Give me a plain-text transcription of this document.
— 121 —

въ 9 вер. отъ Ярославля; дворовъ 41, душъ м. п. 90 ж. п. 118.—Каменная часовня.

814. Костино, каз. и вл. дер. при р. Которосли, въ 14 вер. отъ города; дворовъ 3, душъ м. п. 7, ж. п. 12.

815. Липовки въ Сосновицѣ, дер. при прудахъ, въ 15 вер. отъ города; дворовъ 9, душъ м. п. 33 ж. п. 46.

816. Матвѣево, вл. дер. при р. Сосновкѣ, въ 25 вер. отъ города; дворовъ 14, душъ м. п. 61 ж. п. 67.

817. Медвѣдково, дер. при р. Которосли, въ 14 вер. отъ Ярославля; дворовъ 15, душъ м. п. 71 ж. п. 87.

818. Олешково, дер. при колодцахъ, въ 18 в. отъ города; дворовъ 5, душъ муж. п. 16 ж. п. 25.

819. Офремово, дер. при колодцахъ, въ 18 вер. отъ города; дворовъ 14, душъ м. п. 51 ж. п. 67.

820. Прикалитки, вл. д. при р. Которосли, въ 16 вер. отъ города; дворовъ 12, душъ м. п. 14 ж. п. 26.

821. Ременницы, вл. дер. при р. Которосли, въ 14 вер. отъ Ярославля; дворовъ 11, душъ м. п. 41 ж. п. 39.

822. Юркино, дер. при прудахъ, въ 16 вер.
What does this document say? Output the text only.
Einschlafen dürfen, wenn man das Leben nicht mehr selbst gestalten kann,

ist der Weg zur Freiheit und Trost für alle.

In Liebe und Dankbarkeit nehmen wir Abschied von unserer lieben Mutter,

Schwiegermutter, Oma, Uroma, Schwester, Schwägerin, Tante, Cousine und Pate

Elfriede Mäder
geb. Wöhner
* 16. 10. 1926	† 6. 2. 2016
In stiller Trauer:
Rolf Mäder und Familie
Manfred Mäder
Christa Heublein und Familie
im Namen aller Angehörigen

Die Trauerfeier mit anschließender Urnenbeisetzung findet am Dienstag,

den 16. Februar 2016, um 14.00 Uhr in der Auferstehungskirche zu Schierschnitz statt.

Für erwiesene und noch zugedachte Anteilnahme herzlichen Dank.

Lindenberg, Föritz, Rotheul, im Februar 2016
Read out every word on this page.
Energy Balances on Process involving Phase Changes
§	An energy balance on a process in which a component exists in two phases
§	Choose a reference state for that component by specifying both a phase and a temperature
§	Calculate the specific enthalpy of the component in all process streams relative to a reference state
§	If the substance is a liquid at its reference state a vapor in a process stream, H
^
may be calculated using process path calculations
══════
(AIM OF THE TASK) Extract the lines above from the one containing "Read out every word on this page." to the last line, both included, exactly as written.

(FULL SOLUTION)
Read out every word on this page.
Energy Balances on Process involving Phase Changes
§	An energy balance on a process in which a component exists in two phases
§	Choose a reference state for that component by specifying both a phase and a temperature
§	Calculate the specific enthalpy of the component in all process streams relative to a reference state
§	If the substance is a liquid at its reference state a vapor in a process stream, H
^
may be calculated using process path calculations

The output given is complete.